**THE EXERCISE:** Reproduce the listing word for word, leaving every picture behind.

** Start of EXERCISE INPUT **

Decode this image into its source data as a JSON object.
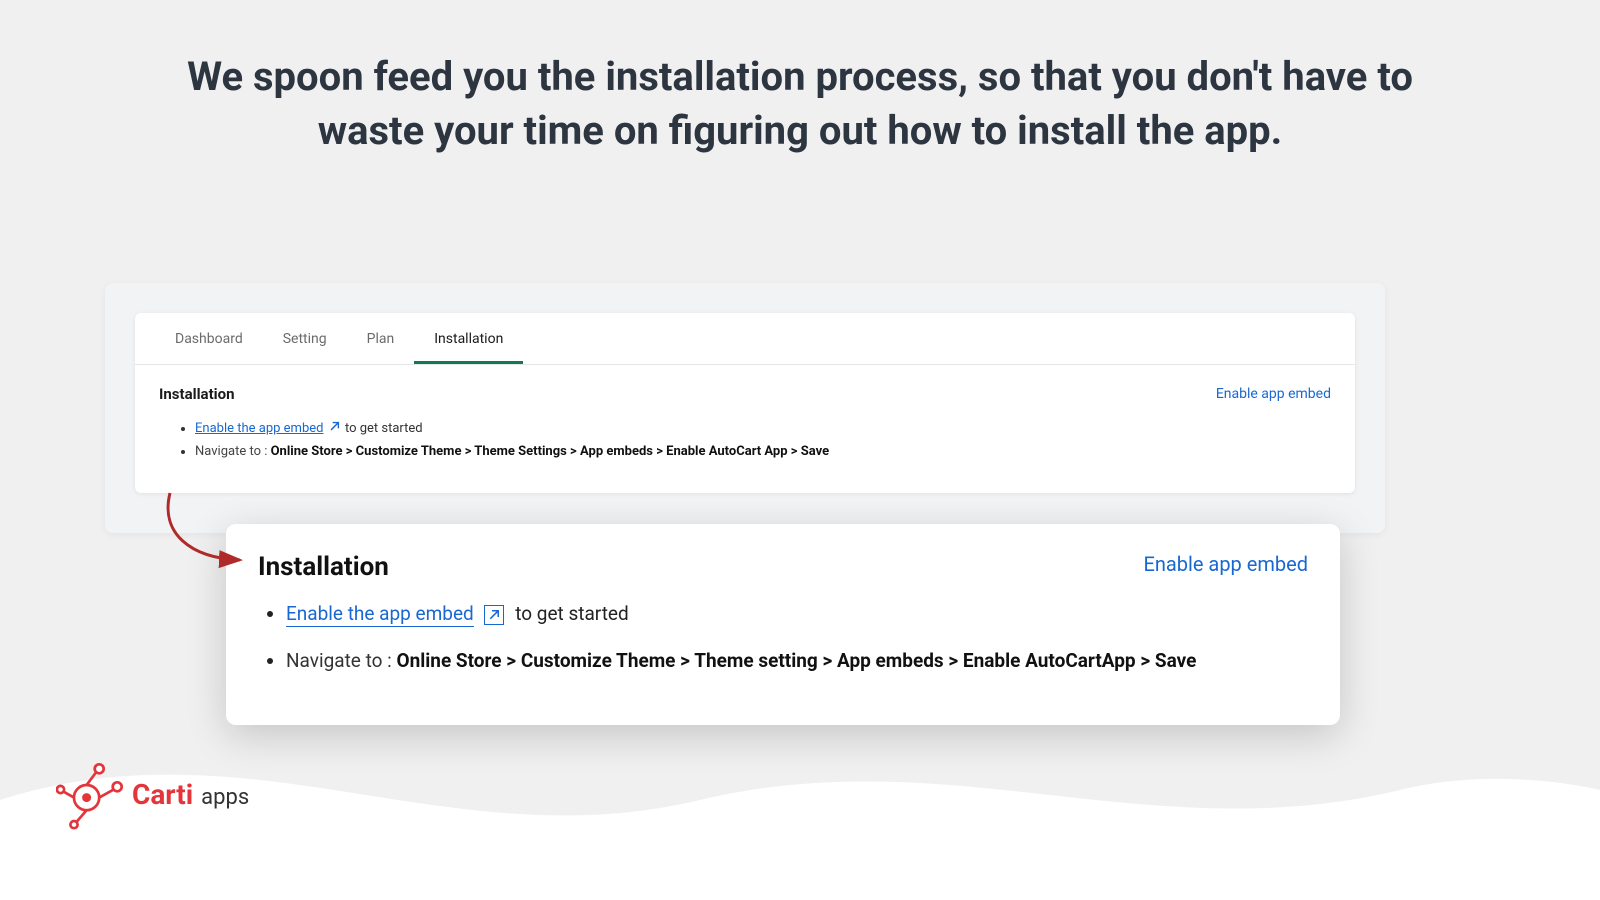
{
  "headline": "We spoon feed you the installation process, so that you don't have to waste your time on figuring out how to install the app.",
  "app": {
    "tabs": [
      {
        "label": "Dashboard",
        "active": false
      },
      {
        "label": "Setting",
        "active": false
      },
      {
        "label": "Plan",
        "active": false
      },
      {
        "label": "Installation",
        "active": true
      }
    ],
    "section_title": "Installation",
    "enable_link": "Enable app embed",
    "bullet1_link": "Enable the app embed",
    "bullet1_suffix": " to get started",
    "bullet2_prefix": "Navigate to : ",
    "bullet2_path": "Online Store > Customize Theme > Theme Settings > App embeds > Enable AutoCart App > Save"
  },
  "zoom": {
    "title": "Installation",
    "enable_link": "Enable app embed",
    "bullet1_link": "Enable the app embed",
    "bullet1_suffix": " to get started",
    "bullet2_prefix": "Navigate to : ",
    "bullet2_path": "Online Store > Customize Theme > Theme setting > App embeds > Enable AutoCartApp > Save"
  },
  "logo": {
    "brand": "Carti",
    "suffix": "apps"
  },
  "colors": {
    "accent_green": "#0f7a5a",
    "link_blue": "#1968d2",
    "brand_red": "#e4353a",
    "text_dark": "#2c3540"
  }
}
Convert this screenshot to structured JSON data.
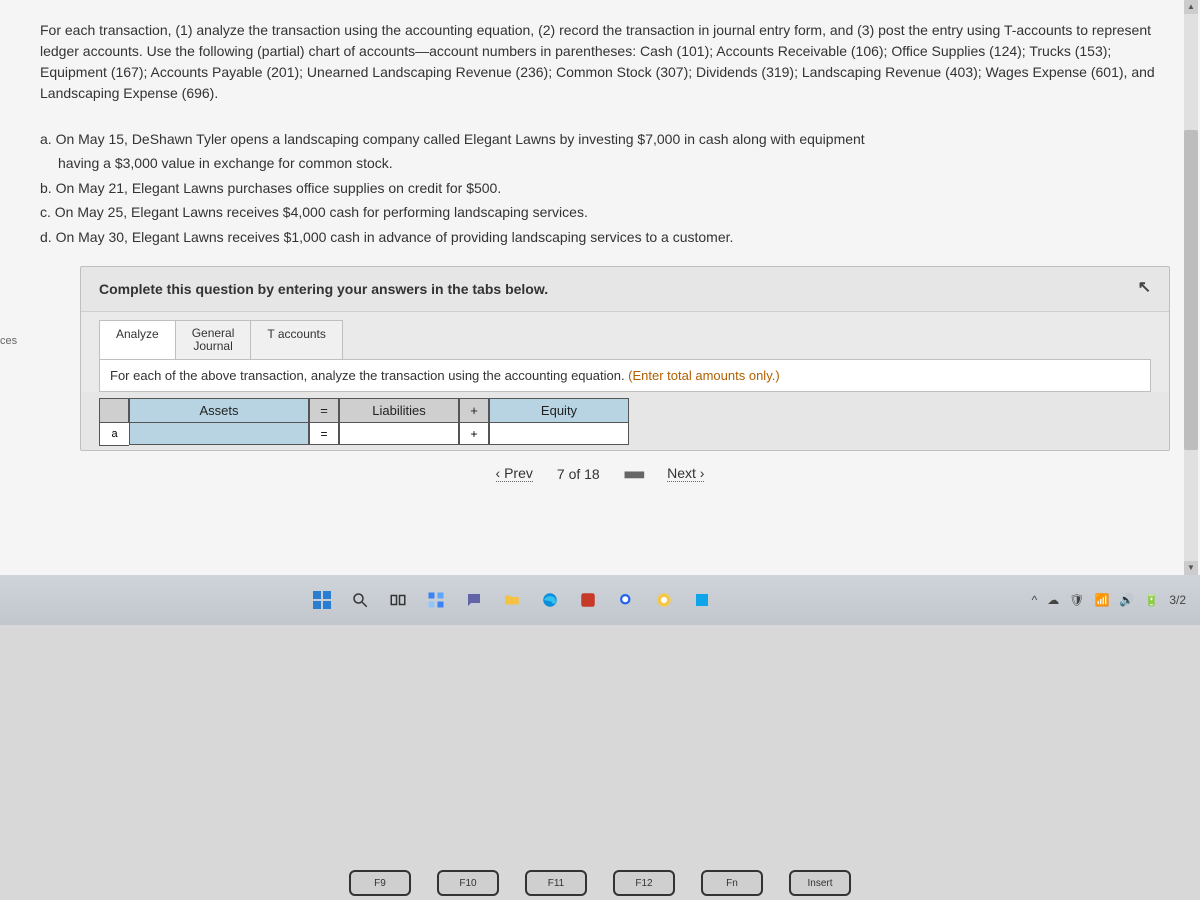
{
  "question": {
    "intro": "For each transaction, (1) analyze the transaction using the accounting equation, (2) record the transaction in journal entry form, and (3) post the entry using T-accounts to represent ledger accounts. Use the following (partial) chart of accounts—account numbers in parentheses: Cash (101); Accounts Receivable (106); Office Supplies (124); Trucks (153); Equipment (167); Accounts Payable (201); Unearned Landscaping Revenue (236); Common Stock (307); Dividends (319); Landscaping Revenue (403); Wages Expense (601), and Landscaping Expense (696).",
    "transactions": {
      "a1": "a. On May 15, DeShawn Tyler opens a landscaping company called Elegant Lawns by investing $7,000 in cash along with equipment",
      "a2": "having a $3,000 value in exchange for common stock.",
      "b": "b. On May 21, Elegant Lawns purchases office supplies on credit for $500.",
      "c": "c. On May 25, Elegant Lawns receives $4,000 cash for performing landscaping services.",
      "d": "d. On May 30, Elegant Lawns receives $1,000 cash in advance of providing landscaping services to a customer."
    }
  },
  "sidebarFragment": "ces",
  "answerPanel": {
    "instruction": "Complete this question by entering your answers in the tabs below.",
    "tabs": {
      "analyze": "Analyze",
      "journal": "General\nJournal",
      "taccounts": "T accounts"
    },
    "tabContent": {
      "lead": "For each of the above transaction, analyze the transaction using the accounting equation. ",
      "hint": "(Enter total amounts only.)"
    },
    "equation": {
      "assets": "Assets",
      "eq": "=",
      "liabilities": "Liabilities",
      "plus": "+",
      "equity": "Equity",
      "rowLabel": "a"
    }
  },
  "pager": {
    "prev": "Prev",
    "count": "7 of 18",
    "next": "Next"
  },
  "taskbar": {
    "rightTime": "3/2"
  },
  "keys": {
    "f9": "F9",
    "f10": "F10",
    "f11": "F11",
    "f12": "F12",
    "fn": "Fn",
    "insert": "Insert"
  }
}
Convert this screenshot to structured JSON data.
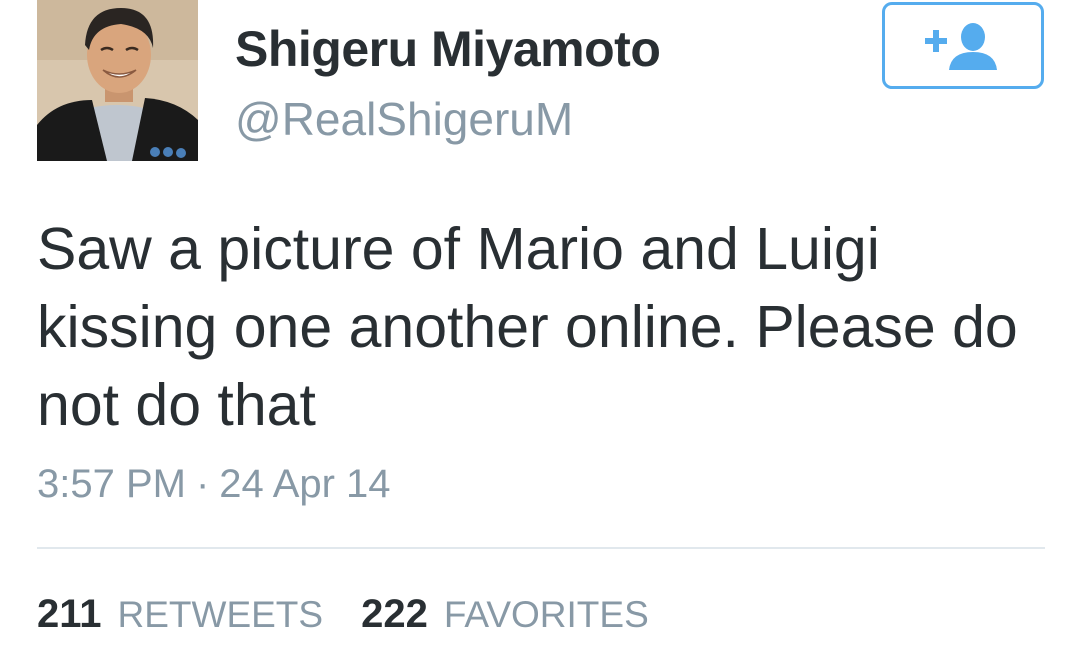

** End of EXERCISE INPUT **

**TASK SOLUTION:**
Decode this image into its source data as a JSON object.
{
  "headline": "We spoon feed you the installation process, so that you don't have to waste your time on figuring out how to install the app.",
  "app": {
    "tabs": [
      {
        "label": "Dashboard",
        "active": false
      },
      {
        "label": "Setting",
        "active": false
      },
      {
        "label": "Plan",
        "active": false
      },
      {
        "label": "Installation",
        "active": true
      }
    ],
    "section_title": "Installation",
    "enable_link": "Enable app embed",
    "bullet1_link": "Enable the app embed",
    "bullet1_suffix": " to get started",
    "bullet2_prefix": "Navigate to : ",
    "bullet2_path": "Online Store > Customize Theme > Theme Settings > App embeds > Enable AutoCart App > Save"
  },
  "zoom": {
    "title": "Installation",
    "enable_link": "Enable app embed",
    "bullet1_link": "Enable the app embed",
    "bullet1_suffix": " to get started",
    "bullet2_prefix": "Navigate to : ",
    "bullet2_path": "Online Store > Customize Theme > Theme setting > App embeds > Enable AutoCartApp > Save"
  },
  "logo": {
    "brand": "Carti",
    "suffix": "apps"
  },
  "colors": {
    "accent_green": "#0f7a5a",
    "link_blue": "#1968d2",
    "brand_red": "#e4353a",
    "text_dark": "#2c3540"
  }
}
Convert this screenshot to structured JSON data.
{
  "question": {
    "intro": "For each transaction, (1) analyze the transaction using the accounting equation, (2) record the transaction in journal entry form, and (3) post the entry using T-accounts to represent ledger accounts. Use the following (partial) chart of accounts—account numbers in parentheses: Cash (101); Accounts Receivable (106); Office Supplies (124); Trucks (153); Equipment (167); Accounts Payable (201); Unearned Landscaping Revenue (236); Common Stock (307); Dividends (319); Landscaping Revenue (403); Wages Expense (601), and Landscaping Expense (696).",
    "transactions": {
      "a1": "a. On May 15, DeShawn Tyler opens a landscaping company called Elegant Lawns by investing $7,000 in cash along with equipment",
      "a2": "having a $3,000 value in exchange for common stock.",
      "b": "b. On May 21, Elegant Lawns purchases office supplies on credit for $500.",
      "c": "c. On May 25, Elegant Lawns receives $4,000 cash for performing landscaping services.",
      "d": "d. On May 30, Elegant Lawns receives $1,000 cash in advance of providing landscaping services to a customer."
    }
  },
  "sidebarFragment": "ces",
  "answerPanel": {
    "instruction": "Complete this question by entering your answers in the tabs below.",
    "tabs": {
      "analyze": "Analyze",
      "journal": "General\nJournal",
      "taccounts": "T accounts"
    },
    "tabContent": {
      "lead": "For each of the above transaction, analyze the transaction using the accounting equation. ",
      "hint": "(Enter total amounts only.)"
    },
    "equation": {
      "assets": "Assets",
      "eq": "=",
      "liabilities": "Liabilities",
      "plus": "+",
      "equity": "Equity",
      "rowLabel": "a"
    }
  },
  "pager": {
    "prev": "Prev",
    "count": "7 of 18",
    "next": "Next"
  },
  "taskbar": {
    "rightTime": "3/2"
  },
  "keys": {
    "f9": "F9",
    "f10": "F10",
    "f11": "F11",
    "f12": "F12",
    "fn": "Fn",
    "insert": "Insert"
  }
}
Convert this screenshot to structured JSON data.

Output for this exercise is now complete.